▶ _GIVEN REQUEST_
What you return should match every record exactly, with the images removed.

▶ _DATASET ENTRIES_
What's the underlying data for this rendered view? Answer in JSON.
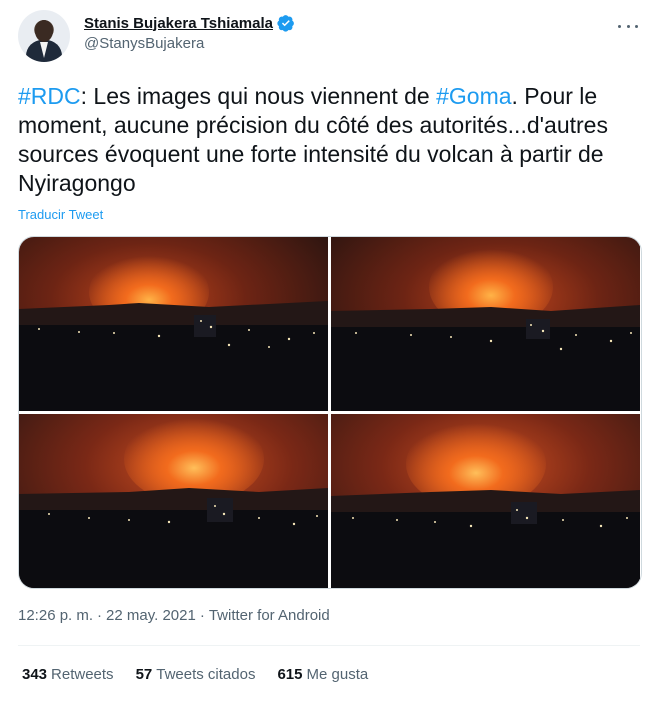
{
  "author": {
    "display_name": "Stanis Bujakera Tshiamala",
    "handle": "@StanysBujakera",
    "verified": true
  },
  "tweet": {
    "parts": [
      {
        "type": "hashtag",
        "text": "#RDC"
      },
      {
        "type": "text",
        "text": ": Les images qui nous viennent de "
      },
      {
        "type": "hashtag",
        "text": "#Goma"
      },
      {
        "type": "text",
        "text": ". Pour le moment, aucune précision du côté des autorités...d'autres sources évoquent une forte intensité du volcan à partir de Nyiragongo"
      }
    ],
    "translate_label": "Traducir Tweet"
  },
  "media": {
    "count": 4,
    "photos": [
      {
        "description_icon": "volcano-night-photo"
      },
      {
        "description_icon": "volcano-night-photo"
      },
      {
        "description_icon": "volcano-night-photo"
      },
      {
        "description_icon": "volcano-night-photo"
      }
    ]
  },
  "meta": {
    "time": "12:26 p. m.",
    "separator": "·",
    "date": "22 may. 2021",
    "source": "Twitter for Android"
  },
  "stats": {
    "retweets_count": "343",
    "retweets_label": "Retweets",
    "quotes_count": "57",
    "quotes_label": "Tweets citados",
    "likes_count": "615",
    "likes_label": "Me gusta"
  },
  "colors": {
    "accent": "#1d9bf0",
    "text": "#0f1419",
    "secondary": "#536471",
    "border": "#cfd9de"
  },
  "icons": {
    "verified": "verified-badge-icon",
    "more": "more-options-icon"
  }
}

▶ _EXERCISE OUTPUT_
What's the underlying data for this rendered view? Answer in JSON.
{
  "author": {
    "display_name": "Stanis Bujakera Tshiamala",
    "handle": "@StanysBujakera",
    "verified": true
  },
  "tweet": {
    "parts": [
      {
        "type": "hashtag",
        "text": "#RDC"
      },
      {
        "type": "text",
        "text": ": Les images qui nous viennent de "
      },
      {
        "type": "hashtag",
        "text": "#Goma"
      },
      {
        "type": "text",
        "text": ". Pour le moment, aucune précision du côté des autorités...d'autres sources évoquent une forte intensité du volcan à partir de Nyiragongo"
      }
    ],
    "translate_label": "Traducir Tweet"
  },
  "media": {
    "count": 4,
    "photos": [
      {
        "description_icon": "volcano-night-photo"
      },
      {
        "description_icon": "volcano-night-photo"
      },
      {
        "description_icon": "volcano-night-photo"
      },
      {
        "description_icon": "volcano-night-photo"
      }
    ]
  },
  "meta": {
    "time": "12:26 p. m.",
    "separator": "·",
    "date": "22 may. 2021",
    "source": "Twitter for Android"
  },
  "stats": {
    "retweets_count": "343",
    "retweets_label": "Retweets",
    "quotes_count": "57",
    "quotes_label": "Tweets citados",
    "likes_count": "615",
    "likes_label": "Me gusta"
  },
  "colors": {
    "accent": "#1d9bf0",
    "text": "#0f1419",
    "secondary": "#536471",
    "border": "#cfd9de"
  },
  "icons": {
    "verified": "verified-badge-icon",
    "more": "more-options-icon"
  }
}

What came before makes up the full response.